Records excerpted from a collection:

◆ ◆ ◆

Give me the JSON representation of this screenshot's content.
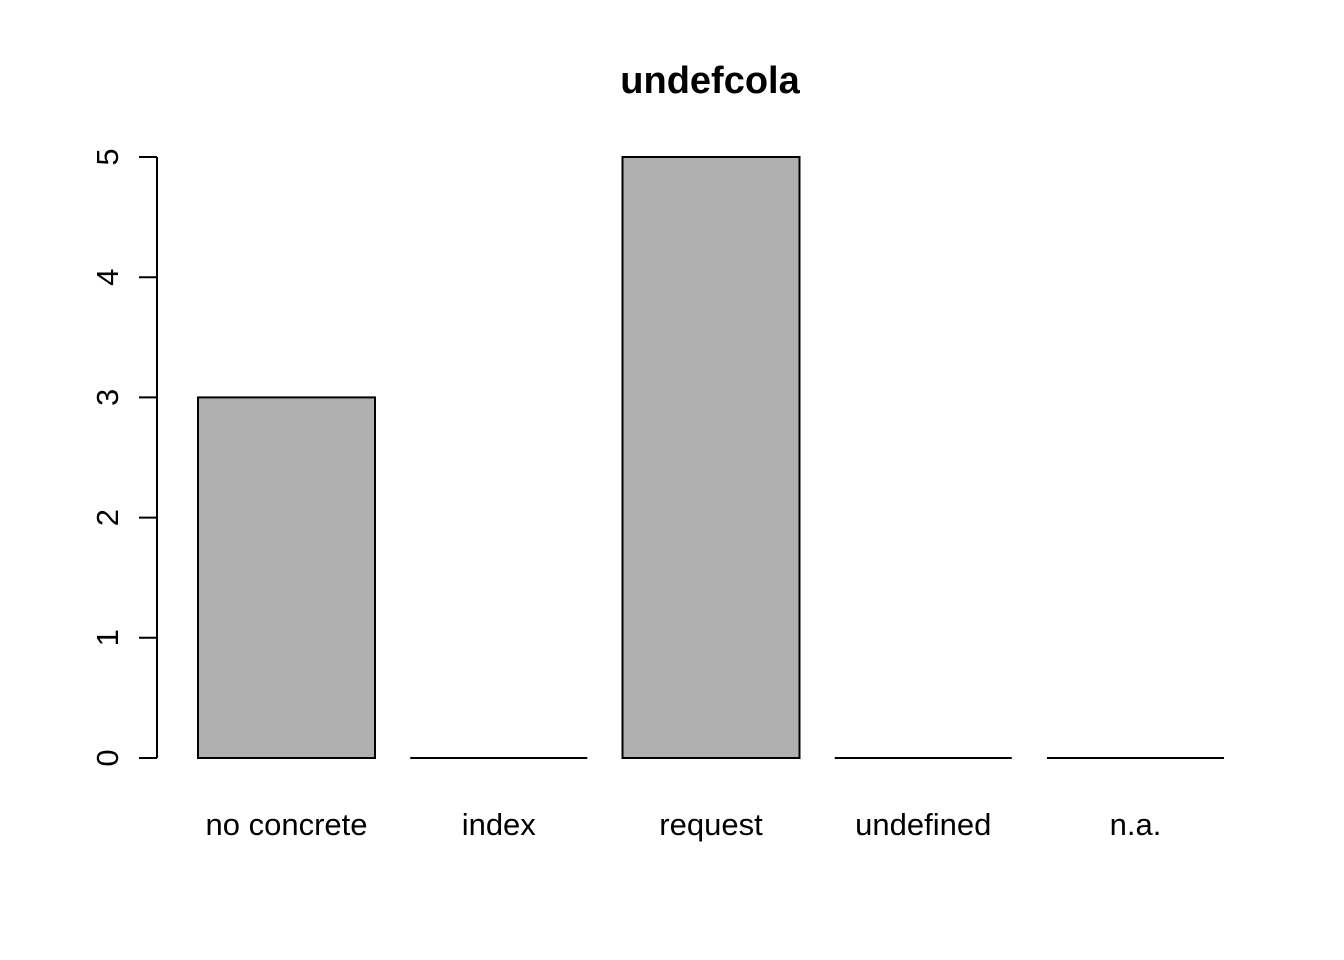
{
  "chart_data": {
    "type": "bar",
    "title": "undefcola",
    "xlabel": "",
    "ylabel": "",
    "categories": [
      "no concrete",
      "index",
      "request",
      "undefined",
      "n.a."
    ],
    "values": [
      3,
      0,
      5,
      0,
      0
    ],
    "ylim": [
      0,
      5
    ],
    "yticks": [
      0,
      1,
      2,
      3,
      4,
      5
    ],
    "bar_fill": "#b0b0b0",
    "bar_stroke": "#000000",
    "grid": false,
    "legend": "none"
  }
}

◆ ◆ ◆

◆ **Given request**:
Skip the pictures and transcribe the rest of the records exactly.

◆ **Task solution**:
Give me the JSON representation of this screenshot's content.
{
  "chart_data": {
    "type": "bar",
    "title": "undefcola",
    "xlabel": "",
    "ylabel": "",
    "categories": [
      "no concrete",
      "index",
      "request",
      "undefined",
      "n.a."
    ],
    "values": [
      3,
      0,
      5,
      0,
      0
    ],
    "ylim": [
      0,
      5
    ],
    "yticks": [
      0,
      1,
      2,
      3,
      4,
      5
    ],
    "bar_fill": "#b0b0b0",
    "bar_stroke": "#000000",
    "grid": false,
    "legend": "none"
  }
}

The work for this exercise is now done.